■ TO DO: Below are the records; locate each line with the word "volumes" and copy it.

■ EXTRACTED RECORDS:
▬▬▬
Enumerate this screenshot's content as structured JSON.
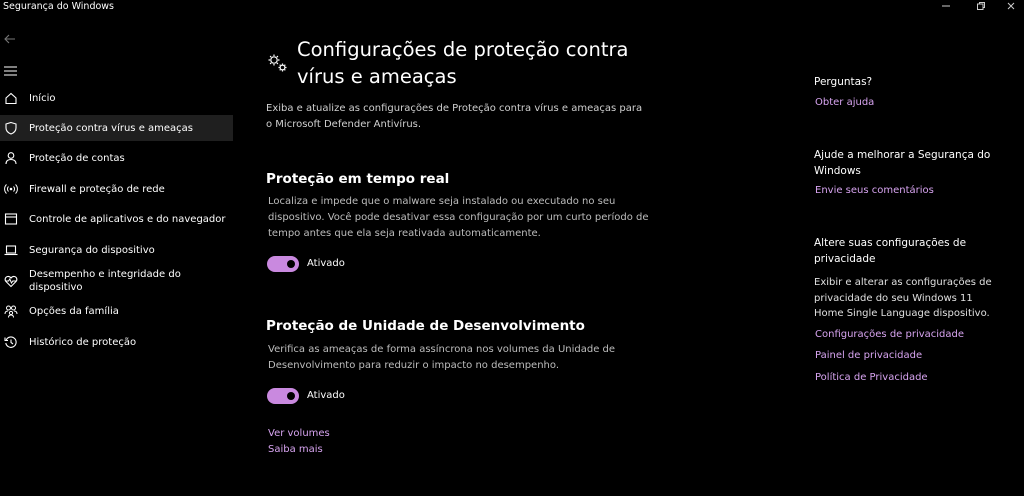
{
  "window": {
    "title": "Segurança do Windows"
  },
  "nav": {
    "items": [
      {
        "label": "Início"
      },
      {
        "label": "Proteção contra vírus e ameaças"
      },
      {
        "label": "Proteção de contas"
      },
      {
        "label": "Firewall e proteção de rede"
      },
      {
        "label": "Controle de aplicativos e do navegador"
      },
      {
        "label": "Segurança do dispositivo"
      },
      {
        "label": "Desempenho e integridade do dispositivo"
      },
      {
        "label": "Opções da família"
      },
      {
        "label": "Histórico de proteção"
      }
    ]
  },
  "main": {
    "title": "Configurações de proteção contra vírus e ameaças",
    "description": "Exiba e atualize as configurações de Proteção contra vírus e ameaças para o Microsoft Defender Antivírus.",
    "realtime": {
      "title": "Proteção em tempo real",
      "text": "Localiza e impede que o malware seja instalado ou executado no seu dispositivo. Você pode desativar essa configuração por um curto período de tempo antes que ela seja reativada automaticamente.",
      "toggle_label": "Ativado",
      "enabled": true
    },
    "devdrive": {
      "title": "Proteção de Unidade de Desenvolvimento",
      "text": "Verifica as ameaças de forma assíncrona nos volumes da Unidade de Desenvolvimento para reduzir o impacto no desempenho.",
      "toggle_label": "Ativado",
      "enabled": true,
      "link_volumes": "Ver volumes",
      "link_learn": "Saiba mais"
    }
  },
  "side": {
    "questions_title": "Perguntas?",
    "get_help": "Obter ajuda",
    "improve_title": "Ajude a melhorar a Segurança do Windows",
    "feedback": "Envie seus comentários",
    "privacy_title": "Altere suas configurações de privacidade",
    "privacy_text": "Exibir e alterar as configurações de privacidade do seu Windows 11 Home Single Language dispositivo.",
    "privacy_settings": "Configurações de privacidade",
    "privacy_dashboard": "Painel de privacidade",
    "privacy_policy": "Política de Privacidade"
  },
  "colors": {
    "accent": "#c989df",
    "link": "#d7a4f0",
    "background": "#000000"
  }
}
▬▬▬
■ OUTPUT BELOW:
      "text": "Verifica as ameaças de forma assíncrona nos volumes da Unidade de Desenvolvimento para reduzir o impacto no desempenho.",
      "link_volumes": "Ver volumes",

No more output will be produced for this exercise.